WHAT TO DO:
Each entry should be quoted word for word, including every mark of punctuation.

GIVEN INFORMATION:
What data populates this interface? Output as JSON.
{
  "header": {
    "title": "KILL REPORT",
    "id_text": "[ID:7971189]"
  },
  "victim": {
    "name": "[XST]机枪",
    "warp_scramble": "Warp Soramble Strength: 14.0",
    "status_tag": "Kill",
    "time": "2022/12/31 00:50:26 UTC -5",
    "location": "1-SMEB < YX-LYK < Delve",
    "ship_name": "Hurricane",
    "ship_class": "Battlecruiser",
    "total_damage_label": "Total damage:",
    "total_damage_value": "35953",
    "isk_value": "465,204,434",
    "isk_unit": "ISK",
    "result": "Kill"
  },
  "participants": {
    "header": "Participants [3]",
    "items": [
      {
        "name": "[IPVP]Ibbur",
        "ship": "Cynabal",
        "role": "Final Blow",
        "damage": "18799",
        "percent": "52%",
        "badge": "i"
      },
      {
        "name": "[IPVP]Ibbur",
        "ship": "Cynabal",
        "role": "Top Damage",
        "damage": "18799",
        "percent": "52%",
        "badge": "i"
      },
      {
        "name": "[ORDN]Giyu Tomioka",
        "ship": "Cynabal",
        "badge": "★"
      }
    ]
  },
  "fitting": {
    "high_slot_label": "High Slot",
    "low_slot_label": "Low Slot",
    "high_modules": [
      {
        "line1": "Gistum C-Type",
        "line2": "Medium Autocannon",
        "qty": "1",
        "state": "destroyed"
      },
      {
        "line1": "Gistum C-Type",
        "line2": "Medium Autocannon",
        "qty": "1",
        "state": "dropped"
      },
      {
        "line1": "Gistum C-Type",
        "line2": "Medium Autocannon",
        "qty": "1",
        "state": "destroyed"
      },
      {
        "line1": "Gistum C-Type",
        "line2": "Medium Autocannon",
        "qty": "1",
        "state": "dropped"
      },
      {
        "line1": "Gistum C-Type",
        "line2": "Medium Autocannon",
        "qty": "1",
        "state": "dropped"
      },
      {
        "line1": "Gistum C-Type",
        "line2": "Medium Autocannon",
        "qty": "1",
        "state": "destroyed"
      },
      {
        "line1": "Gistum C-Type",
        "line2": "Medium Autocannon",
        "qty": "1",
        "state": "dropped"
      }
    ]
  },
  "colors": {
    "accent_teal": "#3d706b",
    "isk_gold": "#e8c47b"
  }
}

OUTPUT BELOW:
What data populates this interface? Output as JSON.
{
  "header": {
    "title": "KILL REPORT",
    "id_text": "[ID:7971189]"
  },
  "victim": {
    "name": "[XST]机枪",
    "warp_scramble": "Warp Soramble Strength: 14.0",
    "status_tag": "Kill",
    "time": "2022/12/31 00:50:26 UTC -5",
    "location": "1-SMEB < YX-LYK < Delve",
    "ship_name": "Hurricane",
    "ship_class": "Battlecruiser",
    "total_damage_label": "Total damage:",
    "total_damage_value": "35953",
    "isk_value": "465,204,434",
    "isk_unit": "ISK",
    "result": "Kill"
  },
  "participants": {
    "header": "Participants [3]",
    "items": [
      {
        "name": "[IPVP]Ibbur",
        "ship": "Cynabal",
        "role": "Final Blow",
        "damage": "18799",
        "percent": "52%",
        "badge": "i"
      },
      {
        "name": "[IPVP]Ibbur",
        "ship": "Cynabal",
        "role": "Top Damage",
        "damage": "18799",
        "percent": "52%",
        "badge": "i"
      },
      {
        "name": "[ORDN]Giyu Tomioka",
        "ship": "Cynabal",
        "badge": "★"
      }
    ]
  },
  "fitting": {
    "high_slot_label": "High Slot",
    "low_slot_label": "Low Slot",
    "high_modules": [
      {
        "line1": "Gistum C-Type",
        "line2": "Medium Autocannon",
        "qty": "1",
        "state": "destroyed"
      },
      {
        "line1": "Gistum C-Type",
        "line2": "Medium Autocannon",
        "qty": "1",
        "state": "dropped"
      },
      {
        "line1": "Gistum C-Type",
        "line2": "Medium Autocannon",
        "qty": "1",
        "state": "destroyed"
      },
      {
        "line1": "Gistum C-Type",
        "line2": "Medium Autocannon",
        "qty": "1",
        "state": "dropped"
      },
      {
        "line1": "Gistum C-Type",
        "line2": "Medium Autocannon",
        "qty": "1",
        "state": "dropped"
      },
      {
        "line1": "Gistum C-Type",
        "line2": "Medium Autocannon",
        "qty": "1",
        "state": "destroyed"
      },
      {
        "line1": "Gistum C-Type",
        "line2": "Medium Autocannon",
        "qty": "1",
        "state": "dropped"
      }
    ]
  },
  "colors": {
    "accent_teal": "#3d706b",
    "isk_gold": "#e8c47b"
  }
}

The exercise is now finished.